Instructions for the task
Restate the whole listing exactly.

*** Items

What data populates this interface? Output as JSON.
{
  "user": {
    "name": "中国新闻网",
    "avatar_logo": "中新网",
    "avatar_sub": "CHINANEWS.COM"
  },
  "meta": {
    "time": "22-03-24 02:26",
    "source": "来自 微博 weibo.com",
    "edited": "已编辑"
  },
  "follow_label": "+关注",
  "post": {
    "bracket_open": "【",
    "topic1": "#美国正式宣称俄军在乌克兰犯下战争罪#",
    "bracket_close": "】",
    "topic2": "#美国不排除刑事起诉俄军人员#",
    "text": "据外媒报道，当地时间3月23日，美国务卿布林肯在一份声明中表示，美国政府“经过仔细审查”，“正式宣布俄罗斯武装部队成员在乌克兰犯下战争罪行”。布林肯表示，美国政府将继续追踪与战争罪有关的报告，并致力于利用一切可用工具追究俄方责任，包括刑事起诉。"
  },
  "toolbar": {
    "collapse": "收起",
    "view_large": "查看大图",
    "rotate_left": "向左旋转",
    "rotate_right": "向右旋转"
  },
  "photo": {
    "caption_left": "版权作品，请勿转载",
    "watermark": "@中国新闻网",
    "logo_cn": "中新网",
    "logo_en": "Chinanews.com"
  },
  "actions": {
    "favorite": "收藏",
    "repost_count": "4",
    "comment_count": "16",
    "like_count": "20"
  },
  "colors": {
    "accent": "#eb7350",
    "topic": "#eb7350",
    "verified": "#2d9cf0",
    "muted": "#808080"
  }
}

******

Full solution
What data populates this interface? Output as JSON.
{
  "user": {
    "name": "中国新闻网",
    "avatar_logo": "中新网",
    "avatar_sub": "CHINANEWS.COM"
  },
  "meta": {
    "time": "22-03-24 02:26",
    "source": "来自 微博 weibo.com",
    "edited": "已编辑"
  },
  "follow_label": "+关注",
  "post": {
    "bracket_open": "【",
    "topic1": "#美国正式宣称俄军在乌克兰犯下战争罪#",
    "bracket_close": "】",
    "topic2": "#美国不排除刑事起诉俄军人员#",
    "text": "据外媒报道，当地时间3月23日，美国务卿布林肯在一份声明中表示，美国政府“经过仔细审查”，“正式宣布俄罗斯武装部队成员在乌克兰犯下战争罪行”。布林肯表示，美国政府将继续追踪与战争罪有关的报告，并致力于利用一切可用工具追究俄方责任，包括刑事起诉。"
  },
  "toolbar": {
    "collapse": "收起",
    "view_large": "查看大图",
    "rotate_left": "向左旋转",
    "rotate_right": "向右旋转"
  },
  "photo": {
    "caption_left": "版权作品，请勿转载",
    "watermark": "@中国新闻网",
    "logo_cn": "中新网",
    "logo_en": "Chinanews.com"
  },
  "actions": {
    "favorite": "收藏",
    "repost_count": "4",
    "comment_count": "16",
    "like_count": "20"
  },
  "colors": {
    "accent": "#eb7350",
    "topic": "#eb7350",
    "verified": "#2d9cf0",
    "muted": "#808080"
  }
}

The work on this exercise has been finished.